- **Short exercise**
Your task is to print the material below exactly as presented.

- **Provided data**
+-------+
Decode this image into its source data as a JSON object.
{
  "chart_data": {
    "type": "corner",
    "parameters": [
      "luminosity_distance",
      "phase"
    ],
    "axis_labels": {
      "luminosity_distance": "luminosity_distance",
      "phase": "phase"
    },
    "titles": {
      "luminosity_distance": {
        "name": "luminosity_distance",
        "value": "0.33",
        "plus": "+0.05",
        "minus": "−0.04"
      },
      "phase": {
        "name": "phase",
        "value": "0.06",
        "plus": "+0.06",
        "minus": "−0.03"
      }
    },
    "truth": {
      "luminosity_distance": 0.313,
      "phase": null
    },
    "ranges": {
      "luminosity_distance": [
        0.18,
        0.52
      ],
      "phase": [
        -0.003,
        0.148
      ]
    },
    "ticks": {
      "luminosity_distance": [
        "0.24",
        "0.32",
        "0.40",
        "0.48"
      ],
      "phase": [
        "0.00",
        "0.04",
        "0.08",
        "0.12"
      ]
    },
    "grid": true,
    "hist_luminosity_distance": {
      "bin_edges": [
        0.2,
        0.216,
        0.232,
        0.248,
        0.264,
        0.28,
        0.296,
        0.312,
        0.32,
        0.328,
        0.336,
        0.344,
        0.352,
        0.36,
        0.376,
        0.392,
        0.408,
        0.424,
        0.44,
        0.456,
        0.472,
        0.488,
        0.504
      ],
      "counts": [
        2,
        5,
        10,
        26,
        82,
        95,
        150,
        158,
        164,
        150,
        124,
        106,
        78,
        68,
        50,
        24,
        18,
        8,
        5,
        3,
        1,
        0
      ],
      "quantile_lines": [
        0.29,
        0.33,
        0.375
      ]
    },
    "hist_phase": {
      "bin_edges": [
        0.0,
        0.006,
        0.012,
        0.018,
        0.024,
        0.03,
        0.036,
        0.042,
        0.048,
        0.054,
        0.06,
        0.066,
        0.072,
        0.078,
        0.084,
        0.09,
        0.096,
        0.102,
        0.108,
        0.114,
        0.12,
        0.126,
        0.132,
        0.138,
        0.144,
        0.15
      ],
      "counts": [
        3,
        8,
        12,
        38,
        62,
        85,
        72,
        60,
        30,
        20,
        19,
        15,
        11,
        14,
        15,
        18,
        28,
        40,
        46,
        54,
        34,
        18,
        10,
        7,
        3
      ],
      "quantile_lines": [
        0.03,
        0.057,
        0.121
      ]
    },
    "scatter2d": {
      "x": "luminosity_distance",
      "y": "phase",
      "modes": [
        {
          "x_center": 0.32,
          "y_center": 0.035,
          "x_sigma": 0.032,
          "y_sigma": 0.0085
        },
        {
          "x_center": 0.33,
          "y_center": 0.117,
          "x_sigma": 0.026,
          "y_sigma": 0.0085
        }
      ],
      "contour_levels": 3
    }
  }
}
+-------+
- **Solution to the exercise**
Decode this image into its source data as a JSON object.
{
  "chart_data": {
    "type": "corner",
    "parameters": [
      "luminosity_distance",
      "phase"
    ],
    "axis_labels": {
      "luminosity_distance": "luminosity_distance",
      "phase": "phase"
    },
    "titles": {
      "luminosity_distance": {
        "name": "luminosity_distance",
        "value": "0.33",
        "plus": "+0.05",
        "minus": "−0.04"
      },
      "phase": {
        "name": "phase",
        "value": "0.06",
        "plus": "+0.06",
        "minus": "−0.03"
      }
    },
    "truth": {
      "luminosity_distance": 0.313,
      "phase": null
    },
    "ranges": {
      "luminosity_distance": [
        0.18,
        0.52
      ],
      "phase": [
        -0.003,
        0.148
      ]
    },
    "ticks": {
      "luminosity_distance": [
        "0.24",
        "0.32",
        "0.40",
        "0.48"
      ],
      "phase": [
        "0.00",
        "0.04",
        "0.08",
        "0.12"
      ]
    },
    "grid": true,
    "hist_luminosity_distance": {
      "bin_edges": [
        0.2,
        0.216,
        0.232,
        0.248,
        0.264,
        0.28,
        0.296,
        0.312,
        0.32,
        0.328,
        0.336,
        0.344,
        0.352,
        0.36,
        0.376,
        0.392,
        0.408,
        0.424,
        0.44,
        0.456,
        0.472,
        0.488,
        0.504
      ],
      "counts": [
        2,
        5,
        10,
        26,
        82,
        95,
        150,
        158,
        164,
        150,
        124,
        106,
        78,
        68,
        50,
        24,
        18,
        8,
        5,
        3,
        1,
        0
      ],
      "quantile_lines": [
        0.29,
        0.33,
        0.375
      ]
    },
    "hist_phase": {
      "bin_edges": [
        0.0,
        0.006,
        0.012,
        0.018,
        0.024,
        0.03,
        0.036,
        0.042,
        0.048,
        0.054,
        0.06,
        0.066,
        0.072,
        0.078,
        0.084,
        0.09,
        0.096,
        0.102,
        0.108,
        0.114,
        0.12,
        0.126,
        0.132,
        0.138,
        0.144,
        0.15
      ],
      "counts": [
        3,
        8,
        12,
        38,
        62,
        85,
        72,
        60,
        30,
        20,
        19,
        15,
        11,
        14,
        15,
        18,
        28,
        40,
        46,
        54,
        34,
        18,
        10,
        7,
        3
      ],
      "quantile_lines": [
        0.03,
        0.057,
        0.121
      ]
    },
    "scatter2d": {
      "x": "luminosity_distance",
      "y": "phase",
      "modes": [
        {
          "x_center": 0.32,
          "y_center": 0.035,
          "x_sigma": 0.032,
          "y_sigma": 0.0085
        },
        {
          "x_center": 0.33,
          "y_center": 0.117,
          "x_sigma": 0.026,
          "y_sigma": 0.0085
        }
      ],
      "contour_levels": 3
    }
  }
}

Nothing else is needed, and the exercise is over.